Start of LISTED ENTRIES
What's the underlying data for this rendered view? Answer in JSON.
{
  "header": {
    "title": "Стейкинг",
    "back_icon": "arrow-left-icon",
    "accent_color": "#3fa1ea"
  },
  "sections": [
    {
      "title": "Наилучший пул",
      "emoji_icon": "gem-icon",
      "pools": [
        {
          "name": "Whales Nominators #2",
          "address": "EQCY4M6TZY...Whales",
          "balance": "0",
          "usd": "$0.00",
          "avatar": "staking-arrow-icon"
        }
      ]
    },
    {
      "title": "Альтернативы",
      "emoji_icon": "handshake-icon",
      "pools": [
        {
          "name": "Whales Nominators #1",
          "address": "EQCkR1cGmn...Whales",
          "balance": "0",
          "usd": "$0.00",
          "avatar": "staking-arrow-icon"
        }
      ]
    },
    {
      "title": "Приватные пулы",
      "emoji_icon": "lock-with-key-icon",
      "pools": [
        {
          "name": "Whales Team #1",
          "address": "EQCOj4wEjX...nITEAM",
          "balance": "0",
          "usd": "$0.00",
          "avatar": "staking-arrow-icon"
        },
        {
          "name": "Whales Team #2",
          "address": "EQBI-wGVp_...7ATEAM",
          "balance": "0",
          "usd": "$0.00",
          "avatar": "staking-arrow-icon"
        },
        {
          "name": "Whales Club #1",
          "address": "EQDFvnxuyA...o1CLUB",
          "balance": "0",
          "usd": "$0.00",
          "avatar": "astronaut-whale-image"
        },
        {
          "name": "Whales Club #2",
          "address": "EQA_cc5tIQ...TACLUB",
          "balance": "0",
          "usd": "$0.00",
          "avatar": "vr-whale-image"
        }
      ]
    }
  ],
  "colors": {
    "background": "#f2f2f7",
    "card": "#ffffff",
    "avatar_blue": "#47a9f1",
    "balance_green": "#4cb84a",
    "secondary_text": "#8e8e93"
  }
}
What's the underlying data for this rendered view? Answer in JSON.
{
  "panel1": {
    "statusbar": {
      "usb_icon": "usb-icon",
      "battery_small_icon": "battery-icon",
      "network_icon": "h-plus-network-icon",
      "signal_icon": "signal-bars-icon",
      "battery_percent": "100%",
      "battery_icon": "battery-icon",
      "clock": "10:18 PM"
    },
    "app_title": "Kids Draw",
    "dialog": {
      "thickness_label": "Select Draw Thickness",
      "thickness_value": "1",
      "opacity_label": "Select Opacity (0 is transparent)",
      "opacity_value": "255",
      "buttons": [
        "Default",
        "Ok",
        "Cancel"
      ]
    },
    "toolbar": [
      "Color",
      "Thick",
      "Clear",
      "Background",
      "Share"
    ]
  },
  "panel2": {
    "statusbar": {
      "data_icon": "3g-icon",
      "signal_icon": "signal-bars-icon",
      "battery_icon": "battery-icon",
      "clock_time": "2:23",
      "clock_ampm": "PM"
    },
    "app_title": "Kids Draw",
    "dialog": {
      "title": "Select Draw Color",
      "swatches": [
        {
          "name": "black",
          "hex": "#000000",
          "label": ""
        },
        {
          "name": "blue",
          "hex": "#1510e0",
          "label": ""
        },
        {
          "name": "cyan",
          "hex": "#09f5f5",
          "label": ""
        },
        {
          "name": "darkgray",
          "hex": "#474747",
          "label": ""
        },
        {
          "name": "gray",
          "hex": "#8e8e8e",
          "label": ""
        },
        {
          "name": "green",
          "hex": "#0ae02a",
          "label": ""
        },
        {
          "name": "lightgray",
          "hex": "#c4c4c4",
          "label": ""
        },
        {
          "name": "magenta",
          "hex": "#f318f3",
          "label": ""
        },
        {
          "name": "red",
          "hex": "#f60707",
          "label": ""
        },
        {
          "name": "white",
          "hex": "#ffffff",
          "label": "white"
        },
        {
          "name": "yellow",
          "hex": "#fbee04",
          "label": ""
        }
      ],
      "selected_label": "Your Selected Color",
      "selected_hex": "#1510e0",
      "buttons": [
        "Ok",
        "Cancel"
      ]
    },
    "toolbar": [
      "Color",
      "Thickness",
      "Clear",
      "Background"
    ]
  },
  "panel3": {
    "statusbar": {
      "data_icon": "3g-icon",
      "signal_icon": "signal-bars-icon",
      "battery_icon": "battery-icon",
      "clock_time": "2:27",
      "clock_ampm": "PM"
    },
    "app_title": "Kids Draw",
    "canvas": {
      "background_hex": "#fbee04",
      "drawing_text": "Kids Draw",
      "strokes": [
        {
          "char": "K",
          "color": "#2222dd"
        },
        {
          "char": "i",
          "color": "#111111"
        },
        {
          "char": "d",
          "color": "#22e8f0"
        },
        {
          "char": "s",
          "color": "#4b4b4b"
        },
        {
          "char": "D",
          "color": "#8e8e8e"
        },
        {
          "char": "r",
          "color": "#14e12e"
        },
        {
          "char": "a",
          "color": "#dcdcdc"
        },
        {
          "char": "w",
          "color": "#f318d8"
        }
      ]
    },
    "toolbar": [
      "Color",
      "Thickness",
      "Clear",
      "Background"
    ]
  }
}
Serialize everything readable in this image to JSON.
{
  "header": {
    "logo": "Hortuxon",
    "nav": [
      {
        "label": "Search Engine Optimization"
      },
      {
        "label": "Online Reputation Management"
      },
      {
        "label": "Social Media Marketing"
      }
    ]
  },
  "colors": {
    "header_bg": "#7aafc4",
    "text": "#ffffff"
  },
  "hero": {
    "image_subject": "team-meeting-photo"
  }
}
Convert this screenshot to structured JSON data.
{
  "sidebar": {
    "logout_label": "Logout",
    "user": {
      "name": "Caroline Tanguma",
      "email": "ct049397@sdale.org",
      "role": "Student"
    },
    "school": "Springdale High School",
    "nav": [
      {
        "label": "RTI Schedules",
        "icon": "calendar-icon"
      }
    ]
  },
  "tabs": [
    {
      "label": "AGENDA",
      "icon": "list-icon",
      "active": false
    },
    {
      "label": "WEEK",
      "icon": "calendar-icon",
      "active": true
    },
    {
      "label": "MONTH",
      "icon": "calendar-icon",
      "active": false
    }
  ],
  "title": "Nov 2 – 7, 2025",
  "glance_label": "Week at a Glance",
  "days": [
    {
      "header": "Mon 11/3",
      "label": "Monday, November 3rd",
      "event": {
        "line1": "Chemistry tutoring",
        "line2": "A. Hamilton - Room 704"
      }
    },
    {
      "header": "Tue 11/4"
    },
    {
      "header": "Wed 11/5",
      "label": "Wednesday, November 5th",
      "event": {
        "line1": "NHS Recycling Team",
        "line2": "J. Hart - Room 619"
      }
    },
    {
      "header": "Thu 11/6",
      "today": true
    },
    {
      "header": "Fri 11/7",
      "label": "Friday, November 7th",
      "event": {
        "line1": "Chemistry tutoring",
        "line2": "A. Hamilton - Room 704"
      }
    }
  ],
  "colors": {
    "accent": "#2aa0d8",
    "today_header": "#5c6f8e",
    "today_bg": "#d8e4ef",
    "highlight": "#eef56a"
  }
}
End of LISTED ENTRIES
_SHORT EXERCISE_.
Copy each line of the data exactly, leaving nothing out.

_OUTPUT OF THE EXERCISE_.
What's the underlying data for this rendered view? Answer in JSON.
{
  "header": {
    "title": "Стейкинг",
    "back_icon": "arrow-left-icon",
    "accent_color": "#3fa1ea"
  },
  "sections": [
    {
      "title": "Наилучший пул",
      "emoji_icon": "gem-icon",
      "pools": [
        {
          "name": "Whales Nominators #2",
          "address": "EQCY4M6TZY...Whales",
          "balance": "0",
          "usd": "$0.00",
          "avatar": "staking-arrow-icon"
        }
      ]
    },
    {
      "title": "Альтернативы",
      "emoji_icon": "handshake-icon",
      "pools": [
        {
          "name": "Whales Nominators #1",
          "address": "EQCkR1cGmn...Whales",
          "balance": "0",
          "usd": "$0.00",
          "avatar": "staking-arrow-icon"
        }
      ]
    },
    {
      "title": "Приватные пулы",
      "emoji_icon": "lock-with-key-icon",
      "pools": [
        {
          "name": "Whales Team #1",
          "address": "EQCOj4wEjX...nITEAM",
          "balance": "0",
          "usd": "$0.00",
          "avatar": "staking-arrow-icon"
        },
        {
          "name": "Whales Team #2",
          "address": "EQBI-wGVp_...7ATEAM",
          "balance": "0",
          "usd": "$0.00",
          "avatar": "staking-arrow-icon"
        },
        {
          "name": "Whales Club #1",
          "address": "EQDFvnxuyA...o1CLUB",
          "balance": "0",
          "usd": "$0.00",
          "avatar": "astronaut-whale-image"
        },
        {
          "name": "Whales Club #2",
          "address": "EQA_cc5tIQ...TACLUB",
          "balance": "0",
          "usd": "$0.00",
          "avatar": "vr-whale-image"
        }
      ]
    }
  ],
  "colors": {
    "background": "#f2f2f7",
    "card": "#ffffff",
    "avatar_blue": "#47a9f1",
    "balance_green": "#4cb84a",
    "secondary_text": "#8e8e93"
  }
}
What's the underlying data for this rendered view? Answer in JSON.
{
  "panel1": {
    "statusbar": {
      "usb_icon": "usb-icon",
      "battery_small_icon": "battery-icon",
      "network_icon": "h-plus-network-icon",
      "signal_icon": "signal-bars-icon",
      "battery_percent": "100%",
      "battery_icon": "battery-icon",
      "clock": "10:18 PM"
    },
    "app_title": "Kids Draw",
    "dialog": {
      "thickness_label": "Select Draw Thickness",
      "thickness_value": "1",
      "opacity_label": "Select Opacity (0 is transparent)",
      "opacity_value": "255",
      "buttons": [
        "Default",
        "Ok",
        "Cancel"
      ]
    },
    "toolbar": [
      "Color",
      "Thick",
      "Clear",
      "Background",
      "Share"
    ]
  },
  "panel2": {
    "statusbar": {
      "data_icon": "3g-icon",
      "signal_icon": "signal-bars-icon",
      "battery_icon": "battery-icon",
      "clock_time": "2:23",
      "clock_ampm": "PM"
    },
    "app_title": "Kids Draw",
    "dialog": {
      "title": "Select Draw Color",
      "swatches": [
        {
          "name": "black",
          "hex": "#000000",
          "label": ""
        },
        {
          "name": "blue",
          "hex": "#1510e0",
          "label": ""
        },
        {
          "name": "cyan",
          "hex": "#09f5f5",
          "label": ""
        },
        {
          "name": "darkgray",
          "hex": "#474747",
          "label": ""
        },
        {
          "name": "gray",
          "hex": "#8e8e8e",
          "label": ""
        },
        {
          "name": "green",
          "hex": "#0ae02a",
          "label": ""
        },
        {
          "name": "lightgray",
          "hex": "#c4c4c4",
          "label": ""
        },
        {
          "name": "magenta",
          "hex": "#f318f3",
          "label": ""
        },
        {
          "name": "red",
          "hex": "#f60707",
          "label": ""
        },
        {
          "name": "white",
          "hex": "#ffffff",
          "label": "white"
        },
        {
          "name": "yellow",
          "hex": "#fbee04",
          "label": ""
        }
      ],
      "selected_label": "Your Selected Color",
      "selected_hex": "#1510e0",
      "buttons": [
        "Ok",
        "Cancel"
      ]
    },
    "toolbar": [
      "Color",
      "Thickness",
      "Clear",
      "Background"
    ]
  },
  "panel3": {
    "statusbar": {
      "data_icon": "3g-icon",
      "signal_icon": "signal-bars-icon",
      "battery_icon": "battery-icon",
      "clock_time": "2:27",
      "clock_ampm": "PM"
    },
    "app_title": "Kids Draw",
    "canvas": {
      "background_hex": "#fbee04",
      "drawing_text": "Kids Draw",
      "strokes": [
        {
          "char": "K",
          "color": "#2222dd"
        },
        {
          "char": "i",
          "color": "#111111"
        },
        {
          "char": "d",
          "color": "#22e8f0"
        },
        {
          "char": "s",
          "color": "#4b4b4b"
        },
        {
          "char": "D",
          "color": "#8e8e8e"
        },
        {
          "char": "r",
          "color": "#14e12e"
        },
        {
          "char": "a",
          "color": "#dcdcdc"
        },
        {
          "char": "w",
          "color": "#f318d8"
        }
      ]
    },
    "toolbar": [
      "Color",
      "Thickness",
      "Clear",
      "Background"
    ]
  }
}
Serialize everything readable in this image to JSON.
{
  "header": {
    "logo": "Hortuxon",
    "nav": [
      {
        "label": "Search Engine Optimization"
      },
      {
        "label": "Online Reputation Management"
      },
      {
        "label": "Social Media Marketing"
      }
    ]
  },
  "colors": {
    "header_bg": "#7aafc4",
    "text": "#ffffff"
  },
  "hero": {
    "image_subject": "team-meeting-photo"
  }
}
Convert this screenshot to structured JSON data.
{
  "sidebar": {
    "logout_label": "Logout",
    "user": {
      "name": "Caroline Tanguma",
      "email": "ct049397@sdale.org",
      "role": "Student"
    },
    "school": "Springdale High School",
    "nav": [
      {
        "label": "RTI Schedules",
        "icon": "calendar-icon"
      }
    ]
  },
  "tabs": [
    {
      "label": "AGENDA",
      "icon": "list-icon",
      "active": false
    },
    {
      "label": "WEEK",
      "icon": "calendar-icon",
      "active": true
    },
    {
      "label": "MONTH",
      "icon": "calendar-icon",
      "active": false
    }
  ],
  "title": "Nov 2 – 7, 2025",
  "glance_label": "Week at a Glance",
  "days": [
    {
      "header": "Mon 11/3",
      "label": "Monday, November 3rd",
      "event": {
        "line1": "Chemistry tutoring",
        "line2": "A. Hamilton - Room 704"
      }
    },
    {
      "header": "Tue 11/4"
    },
    {
      "header": "Wed 11/5",
      "label": "Wednesday, November 5th",
      "event": {
        "line1": "NHS Recycling Team",
        "line2": "J. Hart - Room 619"
      }
    },
    {
      "header": "Thu 11/6",
      "today": true
    },
    {
      "header": "Fri 11/7",
      "label": "Friday, November 7th",
      "event": {
        "line1": "Chemistry tutoring",
        "line2": "A. Hamilton - Room 704"
      }
    }
  ],
  "colors": {
    "accent": "#2aa0d8",
    "today_header": "#5c6f8e",
    "today_bg": "#d8e4ef",
    "highlight": "#eef56a"
  }
}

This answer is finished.